- [The data]
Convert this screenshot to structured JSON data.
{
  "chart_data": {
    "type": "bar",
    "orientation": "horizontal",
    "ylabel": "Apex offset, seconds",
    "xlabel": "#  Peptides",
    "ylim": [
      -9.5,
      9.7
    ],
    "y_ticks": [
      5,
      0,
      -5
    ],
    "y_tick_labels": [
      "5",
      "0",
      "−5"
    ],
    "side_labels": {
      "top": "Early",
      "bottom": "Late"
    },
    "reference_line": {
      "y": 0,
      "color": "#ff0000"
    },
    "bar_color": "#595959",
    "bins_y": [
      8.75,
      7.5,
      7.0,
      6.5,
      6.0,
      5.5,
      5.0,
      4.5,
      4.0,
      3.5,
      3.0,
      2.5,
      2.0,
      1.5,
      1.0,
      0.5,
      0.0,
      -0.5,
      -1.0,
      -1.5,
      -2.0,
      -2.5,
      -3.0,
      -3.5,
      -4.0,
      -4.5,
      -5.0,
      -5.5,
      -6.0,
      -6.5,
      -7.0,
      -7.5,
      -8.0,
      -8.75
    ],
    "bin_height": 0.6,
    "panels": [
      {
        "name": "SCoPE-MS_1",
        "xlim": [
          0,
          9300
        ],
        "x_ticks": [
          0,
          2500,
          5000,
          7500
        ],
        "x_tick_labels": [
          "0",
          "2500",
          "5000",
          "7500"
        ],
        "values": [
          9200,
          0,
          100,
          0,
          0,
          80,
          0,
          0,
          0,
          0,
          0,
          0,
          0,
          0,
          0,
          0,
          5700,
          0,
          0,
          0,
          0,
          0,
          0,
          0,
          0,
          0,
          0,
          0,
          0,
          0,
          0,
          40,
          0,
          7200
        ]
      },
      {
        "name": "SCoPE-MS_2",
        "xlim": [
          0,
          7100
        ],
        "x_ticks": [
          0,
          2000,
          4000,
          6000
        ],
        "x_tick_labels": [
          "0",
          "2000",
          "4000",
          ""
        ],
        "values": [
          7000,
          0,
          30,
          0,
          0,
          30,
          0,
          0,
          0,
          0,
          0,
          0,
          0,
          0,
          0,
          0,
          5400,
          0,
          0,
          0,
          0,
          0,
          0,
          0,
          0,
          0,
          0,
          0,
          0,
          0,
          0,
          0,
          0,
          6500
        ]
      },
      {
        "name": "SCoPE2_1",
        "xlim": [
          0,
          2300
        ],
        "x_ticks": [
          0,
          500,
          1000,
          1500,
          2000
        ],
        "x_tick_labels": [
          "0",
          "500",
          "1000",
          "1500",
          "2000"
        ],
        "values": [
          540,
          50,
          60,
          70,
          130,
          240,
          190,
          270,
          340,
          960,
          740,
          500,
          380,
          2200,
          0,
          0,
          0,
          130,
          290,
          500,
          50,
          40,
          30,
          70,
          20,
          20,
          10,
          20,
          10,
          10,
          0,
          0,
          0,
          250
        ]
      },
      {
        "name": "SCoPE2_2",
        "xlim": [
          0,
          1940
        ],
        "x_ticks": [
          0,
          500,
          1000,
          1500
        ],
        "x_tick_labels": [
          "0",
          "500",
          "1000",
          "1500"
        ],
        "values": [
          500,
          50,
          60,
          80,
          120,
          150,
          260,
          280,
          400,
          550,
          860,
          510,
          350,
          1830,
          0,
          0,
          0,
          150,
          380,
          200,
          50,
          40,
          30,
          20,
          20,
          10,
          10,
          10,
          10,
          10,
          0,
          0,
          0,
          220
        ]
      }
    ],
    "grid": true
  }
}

- [Task description]
Filter the records above down to the lines containing "name".

- [Solution to the exercise]
        "name": "SCoPE-MS_1",
        "name": "SCoPE-MS_2",
        "name": "SCoPE2_1",
        "name": "SCoPE2_2",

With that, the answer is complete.